▶ The request
Give the listing again character for character, but drop the images.

▶ Supplied entries
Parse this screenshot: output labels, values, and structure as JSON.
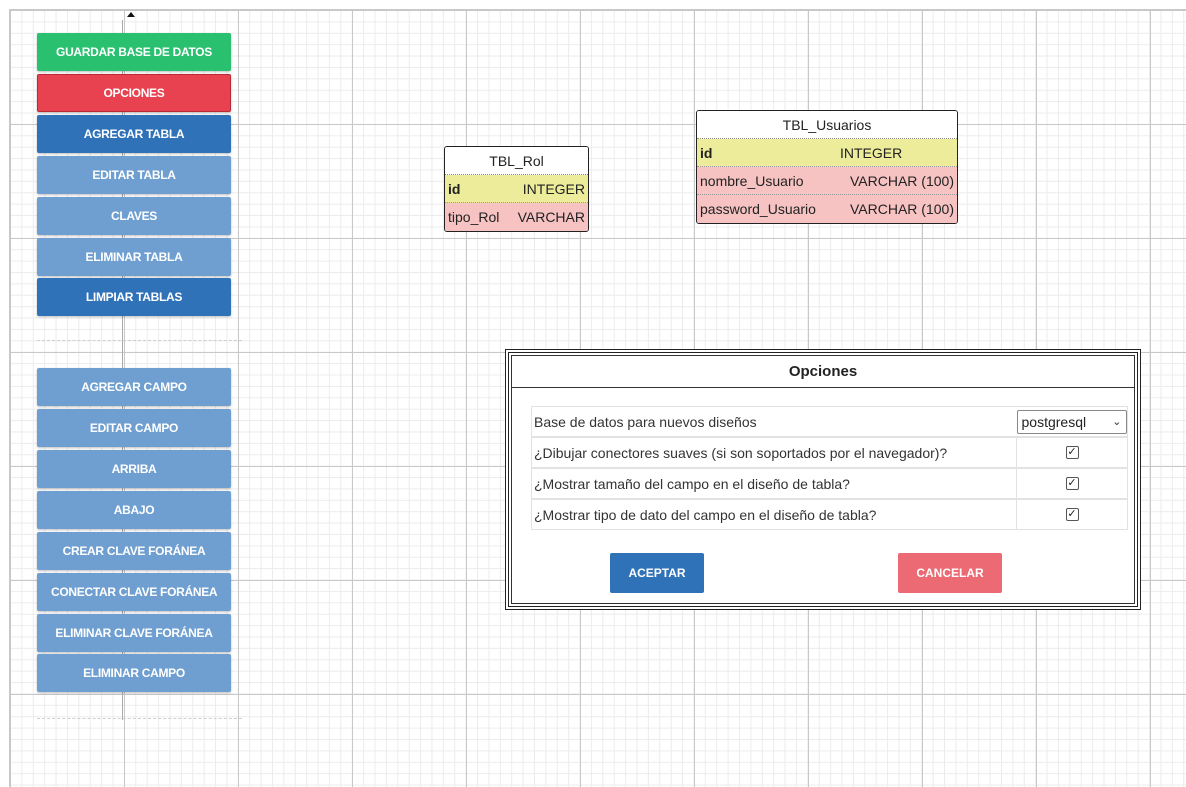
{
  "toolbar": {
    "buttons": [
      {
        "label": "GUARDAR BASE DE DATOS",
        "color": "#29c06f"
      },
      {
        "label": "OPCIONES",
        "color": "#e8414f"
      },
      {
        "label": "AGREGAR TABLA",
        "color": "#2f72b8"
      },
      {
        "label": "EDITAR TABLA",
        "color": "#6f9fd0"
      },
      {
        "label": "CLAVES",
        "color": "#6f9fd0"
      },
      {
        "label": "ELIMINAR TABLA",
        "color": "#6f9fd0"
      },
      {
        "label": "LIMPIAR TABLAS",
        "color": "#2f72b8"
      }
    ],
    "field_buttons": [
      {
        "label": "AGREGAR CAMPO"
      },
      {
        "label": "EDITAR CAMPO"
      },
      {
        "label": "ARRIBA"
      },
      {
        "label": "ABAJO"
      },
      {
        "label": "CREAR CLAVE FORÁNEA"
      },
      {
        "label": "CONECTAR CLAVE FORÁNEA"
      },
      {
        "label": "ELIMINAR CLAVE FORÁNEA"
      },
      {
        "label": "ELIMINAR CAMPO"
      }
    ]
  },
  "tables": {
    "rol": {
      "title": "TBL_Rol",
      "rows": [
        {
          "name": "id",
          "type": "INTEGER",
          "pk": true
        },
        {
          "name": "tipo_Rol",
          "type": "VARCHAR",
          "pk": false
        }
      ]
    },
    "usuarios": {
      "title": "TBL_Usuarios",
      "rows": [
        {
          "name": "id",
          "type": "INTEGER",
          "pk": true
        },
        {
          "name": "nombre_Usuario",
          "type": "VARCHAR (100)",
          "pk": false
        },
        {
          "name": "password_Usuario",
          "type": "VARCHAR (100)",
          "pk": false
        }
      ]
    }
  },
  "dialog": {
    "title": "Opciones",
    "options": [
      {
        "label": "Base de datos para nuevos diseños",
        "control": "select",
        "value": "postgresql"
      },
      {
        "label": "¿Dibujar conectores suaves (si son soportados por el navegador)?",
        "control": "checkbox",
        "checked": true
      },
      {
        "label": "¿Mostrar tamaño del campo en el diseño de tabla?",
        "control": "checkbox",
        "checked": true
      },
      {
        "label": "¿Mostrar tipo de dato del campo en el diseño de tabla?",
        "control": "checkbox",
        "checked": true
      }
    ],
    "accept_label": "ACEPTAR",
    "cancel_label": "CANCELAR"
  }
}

▶ Exercise result
Parse this screenshot: output labels, values, and structure as JSON.
{
  "toolbar": {
    "buttons": [
      {
        "label": "GUARDAR BASE DE DATOS",
        "color": "#29c06f"
      },
      {
        "label": "OPCIONES",
        "color": "#e8414f"
      },
      {
        "label": "AGREGAR TABLA",
        "color": "#2f72b8"
      },
      {
        "label": "EDITAR TABLA",
        "color": "#6f9fd0"
      },
      {
        "label": "CLAVES",
        "color": "#6f9fd0"
      },
      {
        "label": "ELIMINAR TABLA",
        "color": "#6f9fd0"
      },
      {
        "label": "LIMPIAR TABLAS",
        "color": "#2f72b8"
      }
    ],
    "field_buttons": [
      {
        "label": "AGREGAR CAMPO"
      },
      {
        "label": "EDITAR CAMPO"
      },
      {
        "label": "ARRIBA"
      },
      {
        "label": "ABAJO"
      },
      {
        "label": "CREAR CLAVE FORÁNEA"
      },
      {
        "label": "CONECTAR CLAVE FORÁNEA"
      },
      {
        "label": "ELIMINAR CLAVE FORÁNEA"
      },
      {
        "label": "ELIMINAR CAMPO"
      }
    ]
  },
  "tables": {
    "rol": {
      "title": "TBL_Rol",
      "rows": [
        {
          "name": "id",
          "type": "INTEGER",
          "pk": true
        },
        {
          "name": "tipo_Rol",
          "type": "VARCHAR",
          "pk": false
        }
      ]
    },
    "usuarios": {
      "title": "TBL_Usuarios",
      "rows": [
        {
          "name": "id",
          "type": "INTEGER",
          "pk": true
        },
        {
          "name": "nombre_Usuario",
          "type": "VARCHAR (100)",
          "pk": false
        },
        {
          "name": "password_Usuario",
          "type": "VARCHAR (100)",
          "pk": false
        }
      ]
    }
  },
  "dialog": {
    "title": "Opciones",
    "options": [
      {
        "label": "Base de datos para nuevos diseños",
        "control": "select",
        "value": "postgresql"
      },
      {
        "label": "¿Dibujar conectores suaves (si son soportados por el navegador)?",
        "control": "checkbox",
        "checked": true
      },
      {
        "label": "¿Mostrar tamaño del campo en el diseño de tabla?",
        "control": "checkbox",
        "checked": true
      },
      {
        "label": "¿Mostrar tipo de dato del campo en el diseño de tabla?",
        "control": "checkbox",
        "checked": true
      }
    ],
    "accept_label": "ACEPTAR",
    "cancel_label": "CANCELAR"
  }
}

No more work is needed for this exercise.